### [The exercise]
Pick out every line with the word "合并下列各式中的同类项" and copy it.
## Start Supplied material
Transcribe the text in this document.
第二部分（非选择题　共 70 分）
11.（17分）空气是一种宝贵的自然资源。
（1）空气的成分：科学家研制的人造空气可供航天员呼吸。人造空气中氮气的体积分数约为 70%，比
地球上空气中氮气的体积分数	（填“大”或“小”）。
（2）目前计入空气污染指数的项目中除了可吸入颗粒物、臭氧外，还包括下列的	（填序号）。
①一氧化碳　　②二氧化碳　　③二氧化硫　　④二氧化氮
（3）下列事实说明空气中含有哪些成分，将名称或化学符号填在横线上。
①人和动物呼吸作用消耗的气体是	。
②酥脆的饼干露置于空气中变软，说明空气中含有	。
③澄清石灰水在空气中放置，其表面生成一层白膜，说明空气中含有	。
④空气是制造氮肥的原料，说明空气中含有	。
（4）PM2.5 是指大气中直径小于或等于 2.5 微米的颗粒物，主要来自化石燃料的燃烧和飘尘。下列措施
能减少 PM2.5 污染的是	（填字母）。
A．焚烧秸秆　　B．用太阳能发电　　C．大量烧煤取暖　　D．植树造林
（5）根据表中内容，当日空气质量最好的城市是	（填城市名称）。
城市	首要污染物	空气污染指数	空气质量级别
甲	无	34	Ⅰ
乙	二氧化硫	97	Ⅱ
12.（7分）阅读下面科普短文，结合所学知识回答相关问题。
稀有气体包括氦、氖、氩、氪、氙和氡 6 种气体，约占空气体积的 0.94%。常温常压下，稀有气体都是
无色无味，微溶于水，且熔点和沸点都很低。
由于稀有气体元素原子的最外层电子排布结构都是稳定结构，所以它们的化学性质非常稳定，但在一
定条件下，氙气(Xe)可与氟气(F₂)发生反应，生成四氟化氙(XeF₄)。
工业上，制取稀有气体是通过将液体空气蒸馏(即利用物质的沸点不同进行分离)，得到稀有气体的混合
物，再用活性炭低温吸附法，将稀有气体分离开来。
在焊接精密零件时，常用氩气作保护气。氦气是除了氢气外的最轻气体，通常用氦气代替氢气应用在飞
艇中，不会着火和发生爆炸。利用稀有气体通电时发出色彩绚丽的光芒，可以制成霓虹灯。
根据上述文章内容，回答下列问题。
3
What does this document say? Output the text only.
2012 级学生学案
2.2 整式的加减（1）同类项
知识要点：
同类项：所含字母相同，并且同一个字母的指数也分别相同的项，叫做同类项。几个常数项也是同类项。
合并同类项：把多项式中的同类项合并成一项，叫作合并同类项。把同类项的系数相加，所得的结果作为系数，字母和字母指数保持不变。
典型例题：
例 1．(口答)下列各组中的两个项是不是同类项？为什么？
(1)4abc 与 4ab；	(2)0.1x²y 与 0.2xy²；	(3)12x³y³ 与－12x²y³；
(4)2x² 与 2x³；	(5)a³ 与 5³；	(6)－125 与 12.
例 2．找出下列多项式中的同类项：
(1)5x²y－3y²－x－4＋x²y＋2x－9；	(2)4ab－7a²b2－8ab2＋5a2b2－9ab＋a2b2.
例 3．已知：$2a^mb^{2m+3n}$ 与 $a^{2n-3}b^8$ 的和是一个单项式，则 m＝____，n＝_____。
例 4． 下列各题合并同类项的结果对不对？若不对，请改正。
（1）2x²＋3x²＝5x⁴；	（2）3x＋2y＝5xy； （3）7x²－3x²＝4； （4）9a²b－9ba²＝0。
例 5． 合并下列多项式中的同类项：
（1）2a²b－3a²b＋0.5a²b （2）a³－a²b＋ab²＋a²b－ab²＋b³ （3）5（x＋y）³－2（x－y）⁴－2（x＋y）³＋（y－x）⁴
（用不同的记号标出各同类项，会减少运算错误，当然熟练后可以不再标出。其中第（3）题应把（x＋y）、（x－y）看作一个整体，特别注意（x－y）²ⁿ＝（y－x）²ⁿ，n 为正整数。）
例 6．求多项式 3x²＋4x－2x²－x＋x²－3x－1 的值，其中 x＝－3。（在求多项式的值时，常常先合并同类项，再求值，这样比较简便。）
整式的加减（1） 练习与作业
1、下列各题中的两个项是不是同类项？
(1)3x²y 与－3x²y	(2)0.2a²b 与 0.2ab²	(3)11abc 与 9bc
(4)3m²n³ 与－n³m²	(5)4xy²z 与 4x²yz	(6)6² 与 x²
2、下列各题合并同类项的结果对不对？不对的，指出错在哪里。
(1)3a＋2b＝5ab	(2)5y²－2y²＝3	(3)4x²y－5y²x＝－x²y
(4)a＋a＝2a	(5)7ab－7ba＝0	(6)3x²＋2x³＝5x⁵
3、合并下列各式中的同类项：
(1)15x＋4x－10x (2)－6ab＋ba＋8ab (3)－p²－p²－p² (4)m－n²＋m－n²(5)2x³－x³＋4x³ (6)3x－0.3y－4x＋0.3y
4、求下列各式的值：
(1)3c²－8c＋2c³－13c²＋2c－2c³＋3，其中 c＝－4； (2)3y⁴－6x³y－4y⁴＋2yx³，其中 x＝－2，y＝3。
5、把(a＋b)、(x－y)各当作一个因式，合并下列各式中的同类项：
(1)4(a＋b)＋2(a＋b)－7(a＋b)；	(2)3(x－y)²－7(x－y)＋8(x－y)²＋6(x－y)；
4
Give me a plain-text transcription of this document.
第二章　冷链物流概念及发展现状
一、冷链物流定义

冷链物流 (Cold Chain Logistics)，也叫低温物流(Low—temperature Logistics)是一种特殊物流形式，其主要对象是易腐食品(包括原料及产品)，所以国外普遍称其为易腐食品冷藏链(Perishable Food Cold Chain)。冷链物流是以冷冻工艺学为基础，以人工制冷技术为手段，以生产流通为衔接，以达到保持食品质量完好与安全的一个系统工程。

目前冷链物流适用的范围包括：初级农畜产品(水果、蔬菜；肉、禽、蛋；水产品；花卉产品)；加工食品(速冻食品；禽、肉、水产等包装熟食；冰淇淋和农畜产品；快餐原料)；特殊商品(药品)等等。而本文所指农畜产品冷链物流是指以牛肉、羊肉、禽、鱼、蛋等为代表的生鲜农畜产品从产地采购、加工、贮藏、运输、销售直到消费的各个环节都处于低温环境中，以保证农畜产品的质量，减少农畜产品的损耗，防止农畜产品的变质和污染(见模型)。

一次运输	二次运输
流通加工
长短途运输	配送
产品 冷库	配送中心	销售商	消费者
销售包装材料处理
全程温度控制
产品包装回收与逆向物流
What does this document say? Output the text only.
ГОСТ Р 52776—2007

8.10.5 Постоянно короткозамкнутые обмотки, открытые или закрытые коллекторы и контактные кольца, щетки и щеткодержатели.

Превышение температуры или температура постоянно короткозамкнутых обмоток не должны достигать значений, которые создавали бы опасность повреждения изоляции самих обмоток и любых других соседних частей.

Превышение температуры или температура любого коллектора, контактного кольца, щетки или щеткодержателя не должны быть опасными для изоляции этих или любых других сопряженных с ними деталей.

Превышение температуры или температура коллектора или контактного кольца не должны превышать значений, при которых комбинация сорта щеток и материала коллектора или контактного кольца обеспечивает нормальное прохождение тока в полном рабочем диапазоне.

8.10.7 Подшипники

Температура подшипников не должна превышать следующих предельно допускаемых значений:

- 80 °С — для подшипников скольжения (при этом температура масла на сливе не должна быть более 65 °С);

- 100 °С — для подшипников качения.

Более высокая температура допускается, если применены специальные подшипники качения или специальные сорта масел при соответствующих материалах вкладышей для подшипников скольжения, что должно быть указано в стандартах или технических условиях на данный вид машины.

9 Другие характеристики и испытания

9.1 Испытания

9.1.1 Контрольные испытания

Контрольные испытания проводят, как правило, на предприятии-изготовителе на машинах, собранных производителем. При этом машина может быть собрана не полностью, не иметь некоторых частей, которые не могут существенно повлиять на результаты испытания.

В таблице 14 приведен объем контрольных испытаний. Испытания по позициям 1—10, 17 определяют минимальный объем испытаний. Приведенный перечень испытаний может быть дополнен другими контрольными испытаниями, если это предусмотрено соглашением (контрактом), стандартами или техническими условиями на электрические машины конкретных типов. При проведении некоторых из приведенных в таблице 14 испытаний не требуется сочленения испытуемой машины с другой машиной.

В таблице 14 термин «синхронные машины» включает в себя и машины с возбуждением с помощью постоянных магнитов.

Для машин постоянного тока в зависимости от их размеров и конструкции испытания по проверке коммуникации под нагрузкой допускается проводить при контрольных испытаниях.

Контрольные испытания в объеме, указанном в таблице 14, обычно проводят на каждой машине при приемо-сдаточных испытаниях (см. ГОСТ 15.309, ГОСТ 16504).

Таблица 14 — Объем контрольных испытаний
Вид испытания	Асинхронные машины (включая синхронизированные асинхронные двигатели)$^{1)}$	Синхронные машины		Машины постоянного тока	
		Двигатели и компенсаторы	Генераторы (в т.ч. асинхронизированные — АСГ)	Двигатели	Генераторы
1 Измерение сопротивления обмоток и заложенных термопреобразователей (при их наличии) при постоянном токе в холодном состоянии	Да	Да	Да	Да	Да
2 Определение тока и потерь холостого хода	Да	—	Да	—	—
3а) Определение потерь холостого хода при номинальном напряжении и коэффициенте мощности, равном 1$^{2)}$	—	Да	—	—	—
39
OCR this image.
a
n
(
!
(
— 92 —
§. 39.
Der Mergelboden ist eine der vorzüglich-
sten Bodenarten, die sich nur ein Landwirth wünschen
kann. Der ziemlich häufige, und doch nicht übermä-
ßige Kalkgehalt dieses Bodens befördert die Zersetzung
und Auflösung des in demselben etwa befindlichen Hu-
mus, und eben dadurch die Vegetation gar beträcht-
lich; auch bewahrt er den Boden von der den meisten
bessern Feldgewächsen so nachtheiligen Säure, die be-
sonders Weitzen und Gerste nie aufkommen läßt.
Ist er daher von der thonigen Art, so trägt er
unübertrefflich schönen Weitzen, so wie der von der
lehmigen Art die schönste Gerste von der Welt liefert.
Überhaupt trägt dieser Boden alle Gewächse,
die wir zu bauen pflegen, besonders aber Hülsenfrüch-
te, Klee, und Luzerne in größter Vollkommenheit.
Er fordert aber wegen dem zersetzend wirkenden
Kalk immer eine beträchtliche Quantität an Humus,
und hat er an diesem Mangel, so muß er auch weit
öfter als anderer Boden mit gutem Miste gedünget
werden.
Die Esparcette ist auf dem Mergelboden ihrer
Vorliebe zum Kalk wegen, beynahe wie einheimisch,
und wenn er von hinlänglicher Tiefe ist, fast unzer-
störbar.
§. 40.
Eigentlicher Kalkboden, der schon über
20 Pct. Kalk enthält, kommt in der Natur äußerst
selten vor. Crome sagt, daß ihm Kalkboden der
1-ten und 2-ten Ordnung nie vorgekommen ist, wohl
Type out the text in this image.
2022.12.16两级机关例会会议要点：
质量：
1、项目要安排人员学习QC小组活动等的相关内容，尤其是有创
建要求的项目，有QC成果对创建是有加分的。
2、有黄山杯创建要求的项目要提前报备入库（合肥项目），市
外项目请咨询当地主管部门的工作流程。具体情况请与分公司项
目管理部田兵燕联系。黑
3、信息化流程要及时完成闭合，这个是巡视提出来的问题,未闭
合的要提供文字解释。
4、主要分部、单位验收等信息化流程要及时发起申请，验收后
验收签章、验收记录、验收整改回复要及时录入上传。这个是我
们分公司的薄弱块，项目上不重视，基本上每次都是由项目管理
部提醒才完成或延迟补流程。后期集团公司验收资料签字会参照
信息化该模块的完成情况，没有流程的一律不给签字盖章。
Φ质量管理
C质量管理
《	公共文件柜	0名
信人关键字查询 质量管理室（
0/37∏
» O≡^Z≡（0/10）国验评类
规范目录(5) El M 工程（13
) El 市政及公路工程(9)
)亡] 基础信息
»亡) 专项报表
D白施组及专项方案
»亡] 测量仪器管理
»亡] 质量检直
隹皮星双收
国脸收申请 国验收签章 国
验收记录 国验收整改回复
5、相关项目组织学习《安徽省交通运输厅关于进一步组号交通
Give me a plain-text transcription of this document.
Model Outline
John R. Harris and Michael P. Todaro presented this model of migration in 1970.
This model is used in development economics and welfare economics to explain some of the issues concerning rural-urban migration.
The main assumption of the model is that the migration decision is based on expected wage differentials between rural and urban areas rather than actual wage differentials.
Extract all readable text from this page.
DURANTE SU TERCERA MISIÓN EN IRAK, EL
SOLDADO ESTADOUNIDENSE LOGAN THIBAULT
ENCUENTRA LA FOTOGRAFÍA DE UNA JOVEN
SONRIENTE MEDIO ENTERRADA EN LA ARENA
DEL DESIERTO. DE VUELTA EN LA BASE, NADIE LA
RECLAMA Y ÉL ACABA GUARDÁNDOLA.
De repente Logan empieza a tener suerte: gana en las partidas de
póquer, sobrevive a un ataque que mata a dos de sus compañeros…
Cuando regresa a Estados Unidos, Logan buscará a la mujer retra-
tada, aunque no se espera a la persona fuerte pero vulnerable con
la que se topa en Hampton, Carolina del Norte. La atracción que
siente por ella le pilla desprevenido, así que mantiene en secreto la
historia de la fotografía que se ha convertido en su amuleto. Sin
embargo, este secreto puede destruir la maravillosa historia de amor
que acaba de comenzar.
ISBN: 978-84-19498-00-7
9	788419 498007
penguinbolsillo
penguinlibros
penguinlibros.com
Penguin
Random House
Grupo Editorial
## End Supplied material
### [Complete response]
3、合并下列各式中的同类项：
5、把(a＋b)、(x－y)各当作一个因式，合并下列各式中的同类项：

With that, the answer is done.